Task prompt: Check every line of the entries for "this", and copy the lines that hold it.

[Saved entries]

/---

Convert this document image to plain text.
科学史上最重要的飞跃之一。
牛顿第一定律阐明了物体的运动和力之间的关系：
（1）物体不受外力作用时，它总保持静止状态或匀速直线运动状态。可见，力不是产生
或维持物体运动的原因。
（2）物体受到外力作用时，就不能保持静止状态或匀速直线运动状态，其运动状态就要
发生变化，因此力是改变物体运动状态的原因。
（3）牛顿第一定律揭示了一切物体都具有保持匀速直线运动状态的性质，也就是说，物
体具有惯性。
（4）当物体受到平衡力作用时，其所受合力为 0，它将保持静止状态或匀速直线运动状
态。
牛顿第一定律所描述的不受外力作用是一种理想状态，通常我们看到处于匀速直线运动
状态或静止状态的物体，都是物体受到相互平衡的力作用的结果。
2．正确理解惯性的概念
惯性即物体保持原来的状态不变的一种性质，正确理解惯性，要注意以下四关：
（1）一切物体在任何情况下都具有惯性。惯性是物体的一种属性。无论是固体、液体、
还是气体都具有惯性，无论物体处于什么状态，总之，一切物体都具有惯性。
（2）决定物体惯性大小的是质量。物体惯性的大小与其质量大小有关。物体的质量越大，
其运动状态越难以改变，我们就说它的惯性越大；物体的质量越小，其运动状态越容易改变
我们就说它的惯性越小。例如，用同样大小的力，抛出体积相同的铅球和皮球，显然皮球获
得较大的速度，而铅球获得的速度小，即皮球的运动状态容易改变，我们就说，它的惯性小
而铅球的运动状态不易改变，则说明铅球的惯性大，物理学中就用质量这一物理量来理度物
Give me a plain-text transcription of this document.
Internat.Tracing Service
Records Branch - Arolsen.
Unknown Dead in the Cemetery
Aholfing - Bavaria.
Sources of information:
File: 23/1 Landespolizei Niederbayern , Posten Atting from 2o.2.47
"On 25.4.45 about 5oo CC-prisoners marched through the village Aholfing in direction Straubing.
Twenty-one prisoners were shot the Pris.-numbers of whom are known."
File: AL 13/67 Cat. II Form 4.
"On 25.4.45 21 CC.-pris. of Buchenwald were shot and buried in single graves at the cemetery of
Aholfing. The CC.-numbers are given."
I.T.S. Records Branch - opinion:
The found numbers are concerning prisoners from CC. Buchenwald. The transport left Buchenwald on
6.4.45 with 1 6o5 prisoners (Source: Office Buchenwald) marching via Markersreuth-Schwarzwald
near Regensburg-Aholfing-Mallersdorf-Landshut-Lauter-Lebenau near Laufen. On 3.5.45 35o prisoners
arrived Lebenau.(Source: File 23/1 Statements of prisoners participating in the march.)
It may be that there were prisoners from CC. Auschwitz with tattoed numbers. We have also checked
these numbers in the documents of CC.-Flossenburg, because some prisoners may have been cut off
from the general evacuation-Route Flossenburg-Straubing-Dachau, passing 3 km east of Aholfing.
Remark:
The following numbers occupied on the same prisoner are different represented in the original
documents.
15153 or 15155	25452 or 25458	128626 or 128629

\---

Full solution:
Convert this document image to plain text.
Give me a plain-text transcription of this document.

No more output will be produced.